From the listing below, pull out the lines that hold "PenR".

=-=-=-=-=

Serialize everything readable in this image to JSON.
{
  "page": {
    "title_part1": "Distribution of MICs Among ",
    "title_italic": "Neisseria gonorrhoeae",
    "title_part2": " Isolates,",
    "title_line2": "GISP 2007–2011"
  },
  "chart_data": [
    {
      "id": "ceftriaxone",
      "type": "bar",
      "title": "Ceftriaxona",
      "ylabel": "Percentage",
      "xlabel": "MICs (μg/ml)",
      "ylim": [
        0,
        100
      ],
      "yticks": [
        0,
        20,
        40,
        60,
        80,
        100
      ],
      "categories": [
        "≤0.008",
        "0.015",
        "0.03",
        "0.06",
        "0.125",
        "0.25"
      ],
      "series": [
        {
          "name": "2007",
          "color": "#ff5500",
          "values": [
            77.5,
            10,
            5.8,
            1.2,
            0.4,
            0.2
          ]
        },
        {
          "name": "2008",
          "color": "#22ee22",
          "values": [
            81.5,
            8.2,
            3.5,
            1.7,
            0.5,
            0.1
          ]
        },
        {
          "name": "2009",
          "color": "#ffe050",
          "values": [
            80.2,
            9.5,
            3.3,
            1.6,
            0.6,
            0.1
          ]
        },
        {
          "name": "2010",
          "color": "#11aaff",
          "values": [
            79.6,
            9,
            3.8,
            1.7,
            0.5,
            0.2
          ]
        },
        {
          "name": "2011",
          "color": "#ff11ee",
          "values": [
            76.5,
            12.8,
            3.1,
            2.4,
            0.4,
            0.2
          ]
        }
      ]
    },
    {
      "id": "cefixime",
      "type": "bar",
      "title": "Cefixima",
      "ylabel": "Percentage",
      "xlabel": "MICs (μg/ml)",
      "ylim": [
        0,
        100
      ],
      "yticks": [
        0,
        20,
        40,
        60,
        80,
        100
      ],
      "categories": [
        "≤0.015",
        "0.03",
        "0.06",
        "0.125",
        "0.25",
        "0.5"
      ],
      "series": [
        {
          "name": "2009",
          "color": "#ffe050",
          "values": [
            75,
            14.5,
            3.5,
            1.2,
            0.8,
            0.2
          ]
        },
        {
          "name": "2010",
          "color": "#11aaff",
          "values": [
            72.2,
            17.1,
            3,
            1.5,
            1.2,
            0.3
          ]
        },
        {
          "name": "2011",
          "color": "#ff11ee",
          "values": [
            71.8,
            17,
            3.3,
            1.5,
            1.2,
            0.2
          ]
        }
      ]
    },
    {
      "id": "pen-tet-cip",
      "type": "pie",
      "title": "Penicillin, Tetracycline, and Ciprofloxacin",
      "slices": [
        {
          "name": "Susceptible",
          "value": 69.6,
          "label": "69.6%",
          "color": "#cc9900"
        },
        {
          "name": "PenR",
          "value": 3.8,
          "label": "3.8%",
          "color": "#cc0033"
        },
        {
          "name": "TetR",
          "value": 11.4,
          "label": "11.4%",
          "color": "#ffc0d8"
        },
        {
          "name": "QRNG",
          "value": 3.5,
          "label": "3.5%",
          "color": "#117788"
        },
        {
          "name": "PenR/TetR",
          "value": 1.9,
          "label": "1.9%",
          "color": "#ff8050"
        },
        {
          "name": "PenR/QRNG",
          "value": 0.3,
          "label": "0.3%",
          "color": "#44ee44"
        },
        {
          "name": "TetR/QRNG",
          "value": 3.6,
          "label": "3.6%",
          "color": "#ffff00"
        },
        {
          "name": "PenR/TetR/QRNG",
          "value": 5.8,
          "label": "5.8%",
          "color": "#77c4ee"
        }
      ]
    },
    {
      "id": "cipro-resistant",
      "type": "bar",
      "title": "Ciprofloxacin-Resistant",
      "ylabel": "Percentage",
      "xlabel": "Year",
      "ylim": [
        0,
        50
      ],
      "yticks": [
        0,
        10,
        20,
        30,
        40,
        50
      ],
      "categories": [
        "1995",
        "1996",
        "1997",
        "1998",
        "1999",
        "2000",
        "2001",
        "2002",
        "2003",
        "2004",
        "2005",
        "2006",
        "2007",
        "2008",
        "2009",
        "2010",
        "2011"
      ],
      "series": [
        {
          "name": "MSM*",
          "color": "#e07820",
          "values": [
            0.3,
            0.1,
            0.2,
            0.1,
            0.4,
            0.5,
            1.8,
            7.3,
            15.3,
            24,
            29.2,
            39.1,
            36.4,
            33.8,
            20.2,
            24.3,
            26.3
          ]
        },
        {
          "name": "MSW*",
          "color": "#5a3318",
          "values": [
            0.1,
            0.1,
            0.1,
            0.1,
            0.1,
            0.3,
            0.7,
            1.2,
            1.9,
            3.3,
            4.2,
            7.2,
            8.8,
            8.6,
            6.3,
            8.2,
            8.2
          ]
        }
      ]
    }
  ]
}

=-=-=-=-=

EXERCISE RESULT:
          "name": "PenR",
          "name": "PenR/TetR",
          "name": "PenR/QRNG",
          "name": "PenR/TetR/QRNG",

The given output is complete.